**INSTRUCTIONS FOR THE TASK:** The records below should be written out again, exactly.

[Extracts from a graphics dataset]

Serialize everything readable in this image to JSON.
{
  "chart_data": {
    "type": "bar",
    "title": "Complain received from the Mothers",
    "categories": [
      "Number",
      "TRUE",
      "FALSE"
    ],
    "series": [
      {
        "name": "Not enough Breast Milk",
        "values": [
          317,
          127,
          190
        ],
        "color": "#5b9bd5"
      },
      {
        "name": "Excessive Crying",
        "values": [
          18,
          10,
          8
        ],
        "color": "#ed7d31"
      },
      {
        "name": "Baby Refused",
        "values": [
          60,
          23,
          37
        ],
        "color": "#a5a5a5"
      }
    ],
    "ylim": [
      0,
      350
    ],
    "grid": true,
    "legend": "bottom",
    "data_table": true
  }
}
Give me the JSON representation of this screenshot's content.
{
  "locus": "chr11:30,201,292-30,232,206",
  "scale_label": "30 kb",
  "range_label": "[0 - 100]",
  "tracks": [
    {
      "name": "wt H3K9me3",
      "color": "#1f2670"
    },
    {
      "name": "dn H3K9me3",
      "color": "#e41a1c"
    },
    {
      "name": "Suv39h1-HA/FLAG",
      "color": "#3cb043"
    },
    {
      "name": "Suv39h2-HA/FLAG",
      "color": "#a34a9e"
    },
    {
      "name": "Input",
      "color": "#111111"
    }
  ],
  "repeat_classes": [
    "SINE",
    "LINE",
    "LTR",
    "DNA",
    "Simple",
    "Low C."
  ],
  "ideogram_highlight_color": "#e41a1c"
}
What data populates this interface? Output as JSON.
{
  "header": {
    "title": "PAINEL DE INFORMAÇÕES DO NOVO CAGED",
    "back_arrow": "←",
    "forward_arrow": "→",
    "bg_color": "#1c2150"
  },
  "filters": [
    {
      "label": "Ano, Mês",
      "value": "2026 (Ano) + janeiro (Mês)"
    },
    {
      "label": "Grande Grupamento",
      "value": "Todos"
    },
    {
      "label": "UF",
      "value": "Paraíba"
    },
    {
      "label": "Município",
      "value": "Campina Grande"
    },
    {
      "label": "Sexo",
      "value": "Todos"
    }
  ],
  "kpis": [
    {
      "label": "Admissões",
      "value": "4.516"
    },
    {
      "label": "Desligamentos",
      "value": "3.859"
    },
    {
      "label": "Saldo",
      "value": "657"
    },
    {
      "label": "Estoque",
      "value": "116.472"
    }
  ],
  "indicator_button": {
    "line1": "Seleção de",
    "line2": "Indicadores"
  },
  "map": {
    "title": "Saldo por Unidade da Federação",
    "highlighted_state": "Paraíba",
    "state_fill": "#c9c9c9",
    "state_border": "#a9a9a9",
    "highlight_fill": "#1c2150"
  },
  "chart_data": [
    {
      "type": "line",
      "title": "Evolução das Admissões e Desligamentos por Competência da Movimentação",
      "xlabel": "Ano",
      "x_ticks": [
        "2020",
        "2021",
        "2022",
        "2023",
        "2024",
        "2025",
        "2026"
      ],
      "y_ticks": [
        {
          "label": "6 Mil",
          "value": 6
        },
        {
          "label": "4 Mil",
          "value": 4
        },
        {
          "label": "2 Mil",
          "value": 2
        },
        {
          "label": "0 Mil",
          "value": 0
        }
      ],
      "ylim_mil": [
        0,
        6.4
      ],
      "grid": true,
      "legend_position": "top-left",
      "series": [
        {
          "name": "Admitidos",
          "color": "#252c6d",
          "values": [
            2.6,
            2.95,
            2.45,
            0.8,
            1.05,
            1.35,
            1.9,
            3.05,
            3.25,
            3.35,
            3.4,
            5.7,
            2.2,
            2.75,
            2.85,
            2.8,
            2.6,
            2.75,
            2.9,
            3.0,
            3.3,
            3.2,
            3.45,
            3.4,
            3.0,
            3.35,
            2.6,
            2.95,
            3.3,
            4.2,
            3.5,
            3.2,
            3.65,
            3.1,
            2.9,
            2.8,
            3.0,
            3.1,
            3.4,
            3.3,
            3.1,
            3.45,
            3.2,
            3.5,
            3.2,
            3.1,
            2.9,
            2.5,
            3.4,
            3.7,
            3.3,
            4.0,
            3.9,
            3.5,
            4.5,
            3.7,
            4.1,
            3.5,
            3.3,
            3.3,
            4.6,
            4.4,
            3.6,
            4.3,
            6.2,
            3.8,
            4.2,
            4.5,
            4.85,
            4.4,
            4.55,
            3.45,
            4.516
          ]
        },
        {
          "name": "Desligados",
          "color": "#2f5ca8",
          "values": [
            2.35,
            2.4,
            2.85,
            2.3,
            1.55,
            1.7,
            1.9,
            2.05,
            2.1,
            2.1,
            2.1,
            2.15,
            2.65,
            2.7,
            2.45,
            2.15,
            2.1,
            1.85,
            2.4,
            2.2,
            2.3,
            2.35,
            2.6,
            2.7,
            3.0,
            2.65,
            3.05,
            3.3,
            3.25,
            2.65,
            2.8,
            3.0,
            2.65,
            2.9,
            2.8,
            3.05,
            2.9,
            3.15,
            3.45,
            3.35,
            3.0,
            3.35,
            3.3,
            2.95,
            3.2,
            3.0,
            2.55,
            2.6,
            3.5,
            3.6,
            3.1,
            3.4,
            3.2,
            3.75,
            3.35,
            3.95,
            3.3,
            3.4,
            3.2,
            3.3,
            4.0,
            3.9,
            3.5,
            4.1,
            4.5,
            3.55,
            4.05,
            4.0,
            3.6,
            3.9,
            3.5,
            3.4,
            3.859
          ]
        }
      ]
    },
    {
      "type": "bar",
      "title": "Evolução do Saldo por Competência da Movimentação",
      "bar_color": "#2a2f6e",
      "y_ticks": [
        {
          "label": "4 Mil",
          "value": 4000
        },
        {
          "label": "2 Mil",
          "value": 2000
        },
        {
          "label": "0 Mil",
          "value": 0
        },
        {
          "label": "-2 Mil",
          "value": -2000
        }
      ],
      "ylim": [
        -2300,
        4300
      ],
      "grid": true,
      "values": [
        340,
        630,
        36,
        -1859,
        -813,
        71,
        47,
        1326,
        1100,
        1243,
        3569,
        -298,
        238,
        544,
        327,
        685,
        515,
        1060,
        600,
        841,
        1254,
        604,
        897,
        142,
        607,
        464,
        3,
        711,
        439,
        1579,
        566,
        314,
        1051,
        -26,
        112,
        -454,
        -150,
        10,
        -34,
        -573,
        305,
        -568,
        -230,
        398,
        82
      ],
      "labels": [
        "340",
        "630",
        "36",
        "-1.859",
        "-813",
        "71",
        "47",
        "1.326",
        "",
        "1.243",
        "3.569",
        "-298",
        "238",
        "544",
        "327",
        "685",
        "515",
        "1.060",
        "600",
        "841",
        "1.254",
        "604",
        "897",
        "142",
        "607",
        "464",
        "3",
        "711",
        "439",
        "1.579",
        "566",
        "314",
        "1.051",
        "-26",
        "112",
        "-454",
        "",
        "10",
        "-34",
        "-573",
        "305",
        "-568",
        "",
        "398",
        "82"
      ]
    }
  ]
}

**SOLUTION BELOW:**
Serialize everything readable in this image to JSON.
{
  "chart_data": {
    "type": "bar",
    "title": "Complain received from the Mothers",
    "categories": [
      "Number",
      "TRUE",
      "FALSE"
    ],
    "series": [
      {
        "name": "Not enough Breast Milk",
        "values": [
          317,
          127,
          190
        ],
        "color": "#5b9bd5"
      },
      {
        "name": "Excessive Crying",
        "values": [
          18,
          10,
          8
        ],
        "color": "#ed7d31"
      },
      {
        "name": "Baby Refused",
        "values": [
          60,
          23,
          37
        ],
        "color": "#a5a5a5"
      }
    ],
    "ylim": [
      0,
      350
    ],
    "grid": true,
    "legend": "bottom",
    "data_table": true
  }
}
Give me the JSON representation of this screenshot's content.
{
  "locus": "chr11:30,201,292-30,232,206",
  "scale_label": "30 kb",
  "range_label": "[0 - 100]",
  "tracks": [
    {
      "name": "wt H3K9me3",
      "color": "#1f2670"
    },
    {
      "name": "dn H3K9me3",
      "color": "#e41a1c"
    },
    {
      "name": "Suv39h1-HA/FLAG",
      "color": "#3cb043"
    },
    {
      "name": "Suv39h2-HA/FLAG",
      "color": "#a34a9e"
    },
    {
      "name": "Input",
      "color": "#111111"
    }
  ],
  "repeat_classes": [
    "SINE",
    "LINE",
    "LTR",
    "DNA",
    "Simple",
    "Low C."
  ],
  "ideogram_highlight_color": "#e41a1c"
}
What data populates this interface? Output as JSON.
{
  "header": {
    "title": "PAINEL DE INFORMAÇÕES DO NOVO CAGED",
    "back_arrow": "←",
    "forward_arrow": "→",
    "bg_color": "#1c2150"
  },
  "filters": [
    {
      "label": "Ano, Mês",
      "value": "2026 (Ano) + janeiro (Mês)"
    },
    {
      "label": "Grande Grupamento",
      "value": "Todos"
    },
    {
      "label": "UF",
      "value": "Paraíba"
    },
    {
      "label": "Município",
      "value": "Campina Grande"
    },
    {
      "label": "Sexo",
      "value": "Todos"
    }
  ],
  "kpis": [
    {
      "label": "Admissões",
      "value": "4.516"
    },
    {
      "label": "Desligamentos",
      "value": "3.859"
    },
    {
      "label": "Saldo",
      "value": "657"
    },
    {
      "label": "Estoque",
      "value": "116.472"
    }
  ],
  "indicator_button": {
    "line1": "Seleção de",
    "line2": "Indicadores"
  },
  "map": {
    "title": "Saldo por Unidade da Federação",
    "highlighted_state": "Paraíba",
    "state_fill": "#c9c9c9",
    "state_border": "#a9a9a9",
    "highlight_fill": "#1c2150"
  },
  "chart_data": [
    {
      "type": "line",
      "title": "Evolução das Admissões e Desligamentos por Competência da Movimentação",
      "xlabel": "Ano",
      "x_ticks": [
        "2020",
        "2021",
        "2022",
        "2023",
        "2024",
        "2025",
        "2026"
      ],
      "y_ticks": [
        {
          "label": "6 Mil",
          "value": 6
        },
        {
          "label": "4 Mil",
          "value": 4
        },
        {
          "label": "2 Mil",
          "value": 2
        },
        {
          "label": "0 Mil",
          "value": 0
        }
      ],
      "ylim_mil": [
        0,
        6.4
      ],
      "grid": true,
      "legend_position": "top-left",
      "series": [
        {
          "name": "Admitidos",
          "color": "#252c6d",
          "values": [
            2.6,
            2.95,
            2.45,
            0.8,
            1.05,
            1.35,
            1.9,
            3.05,
            3.25,
            3.35,
            3.4,
            5.7,
            2.2,
            2.75,
            2.85,
            2.8,
            2.6,
            2.75,
            2.9,
            3.0,
            3.3,
            3.2,
            3.45,
            3.4,
            3.0,
            3.35,
            2.6,
            2.95,
            3.3,
            4.2,
            3.5,
            3.2,
            3.65,
            3.1,
            2.9,
            2.8,
            3.0,
            3.1,
            3.4,
            3.3,
            3.1,
            3.45,
            3.2,
            3.5,
            3.2,
            3.1,
            2.9,
            2.5,
            3.4,
            3.7,
            3.3,
            4.0,
            3.9,
            3.5,
            4.5,
            3.7,
            4.1,
            3.5,
            3.3,
            3.3,
            4.6,
            4.4,
            3.6,
            4.3,
            6.2,
            3.8,
            4.2,
            4.5,
            4.85,
            4.4,
            4.55,
            3.45,
            4.516
          ]
        },
        {
          "name": "Desligados",
          "color": "#2f5ca8",
          "values": [
            2.35,
            2.4,
            2.85,
            2.3,
            1.55,
            1.7,
            1.9,
            2.05,
            2.1,
            2.1,
            2.1,
            2.15,
            2.65,
            2.7,
            2.45,
            2.15,
            2.1,
            1.85,
            2.4,
            2.2,
            2.3,
            2.35,
            2.6,
            2.7,
            3.0,
            2.65,
            3.05,
            3.3,
            3.25,
            2.65,
            2.8,
            3.0,
            2.65,
            2.9,
            2.8,
            3.05,
            2.9,
            3.15,
            3.45,
            3.35,
            3.0,
            3.35,
            3.3,
            2.95,
            3.2,
            3.0,
            2.55,
            2.6,
            3.5,
            3.6,
            3.1,
            3.4,
            3.2,
            3.75,
            3.35,
            3.95,
            3.3,
            3.4,
            3.2,
            3.3,
            4.0,
            3.9,
            3.5,
            4.1,
            4.5,
            3.55,
            4.05,
            4.0,
            3.6,
            3.9,
            3.5,
            3.4,
            3.859
          ]
        }
      ]
    },
    {
      "type": "bar",
      "title": "Evolução do Saldo por Competência da Movimentação",
      "bar_color": "#2a2f6e",
      "y_ticks": [
        {
          "label": "4 Mil",
          "value": 4000
        },
        {
          "label": "2 Mil",
          "value": 2000
        },
        {
          "label": "0 Mil",
          "value": 0
        },
        {
          "label": "-2 Mil",
          "value": -2000
        }
      ],
      "ylim": [
        -2300,
        4300
      ],
      "grid": true,
      "values": [
        340,
        630,
        36,
        -1859,
        -813,
        71,
        47,
        1326,
        1100,
        1243,
        3569,
        -298,
        238,
        544,
        327,
        685,
        515,
        1060,
        600,
        841,
        1254,
        604,
        897,
        142,
        607,
        464,
        3,
        711,
        439,
        1579,
        566,
        314,
        1051,
        -26,
        112,
        -454,
        -150,
        10,
        -34,
        -573,
        305,
        -568,
        -230,
        398,
        82
      ],
      "labels": [
        "340",
        "630",
        "36",
        "-1.859",
        "-813",
        "71",
        "47",
        "1.326",
        "",
        "1.243",
        "3.569",
        "-298",
        "238",
        "544",
        "327",
        "685",
        "515",
        "1.060",
        "600",
        "841",
        "1.254",
        "604",
        "897",
        "142",
        "607",
        "464",
        "3",
        "711",
        "439",
        "1.579",
        "566",
        "314",
        "1.051",
        "-26",
        "112",
        "-454",
        "",
        "10",
        "-34",
        "-573",
        "305",
        "-568",
        "",
        "398",
        "82"
      ]
    }
  ]
}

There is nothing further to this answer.